Figure data in JSON:

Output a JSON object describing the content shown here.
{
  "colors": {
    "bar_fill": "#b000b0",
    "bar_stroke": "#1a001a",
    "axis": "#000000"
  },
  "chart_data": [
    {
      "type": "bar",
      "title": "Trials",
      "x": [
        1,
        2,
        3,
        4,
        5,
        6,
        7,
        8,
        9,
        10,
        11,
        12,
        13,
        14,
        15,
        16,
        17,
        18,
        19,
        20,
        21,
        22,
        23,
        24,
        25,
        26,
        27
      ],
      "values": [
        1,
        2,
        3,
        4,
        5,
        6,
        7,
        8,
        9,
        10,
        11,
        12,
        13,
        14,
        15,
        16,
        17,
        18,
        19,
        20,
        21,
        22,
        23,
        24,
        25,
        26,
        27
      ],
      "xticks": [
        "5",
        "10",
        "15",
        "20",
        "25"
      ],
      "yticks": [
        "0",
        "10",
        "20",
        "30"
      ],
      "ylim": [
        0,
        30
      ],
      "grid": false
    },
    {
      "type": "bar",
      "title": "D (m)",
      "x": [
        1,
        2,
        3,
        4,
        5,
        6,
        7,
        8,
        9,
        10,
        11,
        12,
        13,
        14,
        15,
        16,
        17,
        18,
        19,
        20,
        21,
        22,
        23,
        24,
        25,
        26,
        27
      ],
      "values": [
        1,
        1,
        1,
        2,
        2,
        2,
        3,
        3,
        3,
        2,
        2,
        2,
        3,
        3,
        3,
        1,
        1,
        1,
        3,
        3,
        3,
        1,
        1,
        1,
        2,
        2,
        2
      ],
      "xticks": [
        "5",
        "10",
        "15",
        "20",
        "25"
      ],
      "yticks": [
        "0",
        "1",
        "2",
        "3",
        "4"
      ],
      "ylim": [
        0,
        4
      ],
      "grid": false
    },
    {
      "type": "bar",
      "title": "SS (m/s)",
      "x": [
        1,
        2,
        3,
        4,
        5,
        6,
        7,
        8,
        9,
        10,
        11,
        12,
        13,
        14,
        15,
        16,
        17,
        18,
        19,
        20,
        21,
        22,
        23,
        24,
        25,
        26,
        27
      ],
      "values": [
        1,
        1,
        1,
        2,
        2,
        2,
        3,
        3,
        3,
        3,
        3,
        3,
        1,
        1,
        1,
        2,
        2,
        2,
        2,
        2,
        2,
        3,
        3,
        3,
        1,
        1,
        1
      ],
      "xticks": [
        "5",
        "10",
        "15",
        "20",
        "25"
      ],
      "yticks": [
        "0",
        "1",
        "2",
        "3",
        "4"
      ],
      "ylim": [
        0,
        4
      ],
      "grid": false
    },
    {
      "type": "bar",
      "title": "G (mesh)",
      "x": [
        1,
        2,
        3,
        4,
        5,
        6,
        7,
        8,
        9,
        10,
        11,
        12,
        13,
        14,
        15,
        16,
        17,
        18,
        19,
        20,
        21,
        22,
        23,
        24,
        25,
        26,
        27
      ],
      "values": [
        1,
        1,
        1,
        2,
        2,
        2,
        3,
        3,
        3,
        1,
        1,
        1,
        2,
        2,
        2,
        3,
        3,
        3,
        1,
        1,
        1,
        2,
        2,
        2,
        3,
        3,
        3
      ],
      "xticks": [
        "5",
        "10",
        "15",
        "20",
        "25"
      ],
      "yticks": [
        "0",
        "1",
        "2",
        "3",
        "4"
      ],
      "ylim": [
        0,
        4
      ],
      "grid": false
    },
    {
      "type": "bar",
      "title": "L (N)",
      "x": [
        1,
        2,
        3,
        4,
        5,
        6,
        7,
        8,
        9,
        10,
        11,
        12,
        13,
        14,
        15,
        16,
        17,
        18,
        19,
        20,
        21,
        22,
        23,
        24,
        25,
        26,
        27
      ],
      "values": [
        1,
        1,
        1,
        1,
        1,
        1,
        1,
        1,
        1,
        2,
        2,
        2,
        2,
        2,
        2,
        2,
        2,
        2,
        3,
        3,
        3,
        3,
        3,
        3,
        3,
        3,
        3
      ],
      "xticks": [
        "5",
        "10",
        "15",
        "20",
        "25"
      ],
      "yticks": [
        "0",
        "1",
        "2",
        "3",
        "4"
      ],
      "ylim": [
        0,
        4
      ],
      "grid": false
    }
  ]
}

## REQUIREMENT
Copy out each line exactly.

## THE OUTPUT
Output a JSON object describing the content shown here.
{
  "colors": {
    "bar_fill": "#b000b0",
    "bar_stroke": "#1a001a",
    "axis": "#000000"
  },
  "chart_data": [
    {
      "type": "bar",
      "title": "Trials",
      "x": [
        1,
        2,
        3,
        4,
        5,
        6,
        7,
        8,
        9,
        10,
        11,
        12,
        13,
        14,
        15,
        16,
        17,
        18,
        19,
        20,
        21,
        22,
        23,
        24,
        25,
        26,
        27
      ],
      "values": [
        1,
        2,
        3,
        4,
        5,
        6,
        7,
        8,
        9,
        10,
        11,
        12,
        13,
        14,
        15,
        16,
        17,
        18,
        19,
        20,
        21,
        22,
        23,
        24,
        25,
        26,
        27
      ],
      "xticks": [
        "5",
        "10",
        "15",
        "20",
        "25"
      ],
      "yticks": [
        "0",
        "10",
        "20",
        "30"
      ],
      "ylim": [
        0,
        30
      ],
      "grid": false
    },
    {
      "type": "bar",
      "title": "D (m)",
      "x": [
        1,
        2,
        3,
        4,
        5,
        6,
        7,
        8,
        9,
        10,
        11,
        12,
        13,
        14,
        15,
        16,
        17,
        18,
        19,
        20,
        21,
        22,
        23,
        24,
        25,
        26,
        27
      ],
      "values": [
        1,
        1,
        1,
        2,
        2,
        2,
        3,
        3,
        3,
        2,
        2,
        2,
        3,
        3,
        3,
        1,
        1,
        1,
        3,
        3,
        3,
        1,
        1,
        1,
        2,
        2,
        2
      ],
      "xticks": [
        "5",
        "10",
        "15",
        "20",
        "25"
      ],
      "yticks": [
        "0",
        "1",
        "2",
        "3",
        "4"
      ],
      "ylim": [
        0,
        4
      ],
      "grid": false
    },
    {
      "type": "bar",
      "title": "SS (m/s)",
      "x": [
        1,
        2,
        3,
        4,
        5,
        6,
        7,
        8,
        9,
        10,
        11,
        12,
        13,
        14,
        15,
        16,
        17,
        18,
        19,
        20,
        21,
        22,
        23,
        24,
        25,
        26,
        27
      ],
      "values": [
        1,
        1,
        1,
        2,
        2,
        2,
        3,
        3,
        3,
        3,
        3,
        3,
        1,
        1,
        1,
        2,
        2,
        2,
        2,
        2,
        2,
        3,
        3,
        3,
        1,
        1,
        1
      ],
      "xticks": [
        "5",
        "10",
        "15",
        "20",
        "25"
      ],
      "yticks": [
        "0",
        "1",
        "2",
        "3",
        "4"
      ],
      "ylim": [
        0,
        4
      ],
      "grid": false
    },
    {
      "type": "bar",
      "title": "G (mesh)",
      "x": [
        1,
        2,
        3,
        4,
        5,
        6,
        7,
        8,
        9,
        10,
        11,
        12,
        13,
        14,
        15,
        16,
        17,
        18,
        19,
        20,
        21,
        22,
        23,
        24,
        25,
        26,
        27
      ],
      "values": [
        1,
        1,
        1,
        2,
        2,
        2,
        3,
        3,
        3,
        1,
        1,
        1,
        2,
        2,
        2,
        3,
        3,
        3,
        1,
        1,
        1,
        2,
        2,
        2,
        3,
        3,
        3
      ],
      "xticks": [
        "5",
        "10",
        "15",
        "20",
        "25"
      ],
      "yticks": [
        "0",
        "1",
        "2",
        "3",
        "4"
      ],
      "ylim": [
        0,
        4
      ],
      "grid": false
    },
    {
      "type": "bar",
      "title": "L (N)",
      "x": [
        1,
        2,
        3,
        4,
        5,
        6,
        7,
        8,
        9,
        10,
        11,
        12,
        13,
        14,
        15,
        16,
        17,
        18,
        19,
        20,
        21,
        22,
        23,
        24,
        25,
        26,
        27
      ],
      "values": [
        1,
        1,
        1,
        1,
        1,
        1,
        1,
        1,
        1,
        2,
        2,
        2,
        2,
        2,
        2,
        2,
        2,
        2,
        3,
        3,
        3,
        3,
        3,
        3,
        3,
        3,
        3
      ],
      "xticks": [
        "5",
        "10",
        "15",
        "20",
        "25"
      ],
      "yticks": [
        "0",
        "1",
        "2",
        "3",
        "4"
      ],
      "ylim": [
        0,
        4
      ],
      "grid": false
    }
  ]
}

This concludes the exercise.